(Stored items from a collection)
▬▬▬▬▬▬

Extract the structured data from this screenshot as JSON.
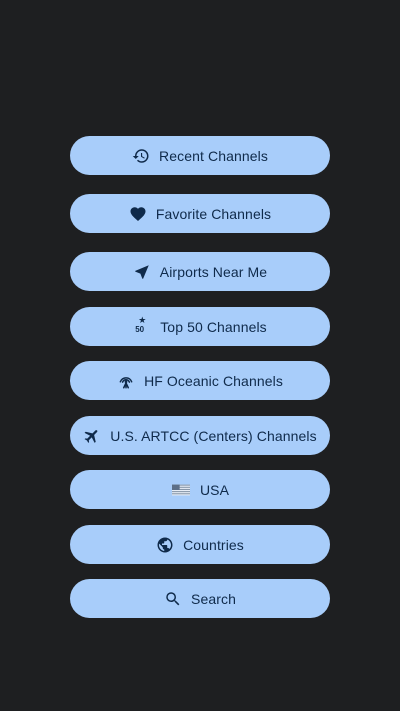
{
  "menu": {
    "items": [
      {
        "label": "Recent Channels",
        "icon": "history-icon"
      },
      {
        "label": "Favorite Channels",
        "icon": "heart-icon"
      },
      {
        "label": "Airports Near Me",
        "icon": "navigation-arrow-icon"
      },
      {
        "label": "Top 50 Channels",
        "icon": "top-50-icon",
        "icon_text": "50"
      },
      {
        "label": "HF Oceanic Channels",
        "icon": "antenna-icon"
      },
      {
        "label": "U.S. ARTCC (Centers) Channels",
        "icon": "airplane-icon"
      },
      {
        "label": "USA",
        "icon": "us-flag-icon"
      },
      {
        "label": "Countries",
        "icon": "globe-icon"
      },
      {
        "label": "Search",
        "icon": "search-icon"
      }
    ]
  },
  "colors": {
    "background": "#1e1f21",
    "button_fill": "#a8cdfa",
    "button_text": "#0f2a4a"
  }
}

▬▬▬▬▬▬

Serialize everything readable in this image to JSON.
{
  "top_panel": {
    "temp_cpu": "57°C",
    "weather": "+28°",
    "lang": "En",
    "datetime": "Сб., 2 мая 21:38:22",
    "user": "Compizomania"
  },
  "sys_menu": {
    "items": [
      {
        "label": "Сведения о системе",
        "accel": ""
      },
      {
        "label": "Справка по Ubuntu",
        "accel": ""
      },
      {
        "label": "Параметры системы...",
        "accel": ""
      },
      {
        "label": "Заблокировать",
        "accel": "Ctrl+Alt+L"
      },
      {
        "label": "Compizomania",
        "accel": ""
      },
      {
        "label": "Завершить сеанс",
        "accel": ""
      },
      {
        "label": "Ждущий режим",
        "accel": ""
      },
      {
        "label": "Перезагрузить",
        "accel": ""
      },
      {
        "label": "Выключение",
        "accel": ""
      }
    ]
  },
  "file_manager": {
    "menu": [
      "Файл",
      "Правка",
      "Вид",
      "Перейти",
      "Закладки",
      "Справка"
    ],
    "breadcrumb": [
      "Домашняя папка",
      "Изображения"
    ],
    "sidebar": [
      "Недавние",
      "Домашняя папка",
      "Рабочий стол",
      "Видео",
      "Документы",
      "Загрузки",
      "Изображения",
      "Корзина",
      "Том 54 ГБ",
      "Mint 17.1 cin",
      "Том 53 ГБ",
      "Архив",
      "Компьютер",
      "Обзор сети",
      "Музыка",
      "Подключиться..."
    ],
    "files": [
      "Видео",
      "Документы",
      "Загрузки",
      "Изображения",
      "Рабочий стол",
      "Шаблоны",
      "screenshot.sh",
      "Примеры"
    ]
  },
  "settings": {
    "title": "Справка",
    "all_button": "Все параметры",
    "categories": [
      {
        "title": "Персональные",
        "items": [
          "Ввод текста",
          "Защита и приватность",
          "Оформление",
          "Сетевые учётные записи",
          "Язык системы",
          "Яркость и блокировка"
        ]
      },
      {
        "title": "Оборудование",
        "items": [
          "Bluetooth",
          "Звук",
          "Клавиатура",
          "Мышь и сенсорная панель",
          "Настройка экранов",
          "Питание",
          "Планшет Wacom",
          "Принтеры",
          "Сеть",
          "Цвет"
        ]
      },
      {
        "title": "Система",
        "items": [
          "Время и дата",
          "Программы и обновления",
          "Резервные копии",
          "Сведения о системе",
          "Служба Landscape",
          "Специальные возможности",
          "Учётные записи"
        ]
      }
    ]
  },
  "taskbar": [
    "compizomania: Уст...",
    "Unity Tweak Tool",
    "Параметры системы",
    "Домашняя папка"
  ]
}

▬▬▬▬▬▬

The exercise:
Which lines contain the word "Сведения"? Return each of them.

Exercise answer:
        "label": "Сведения о системе",
          "Сведения о системе",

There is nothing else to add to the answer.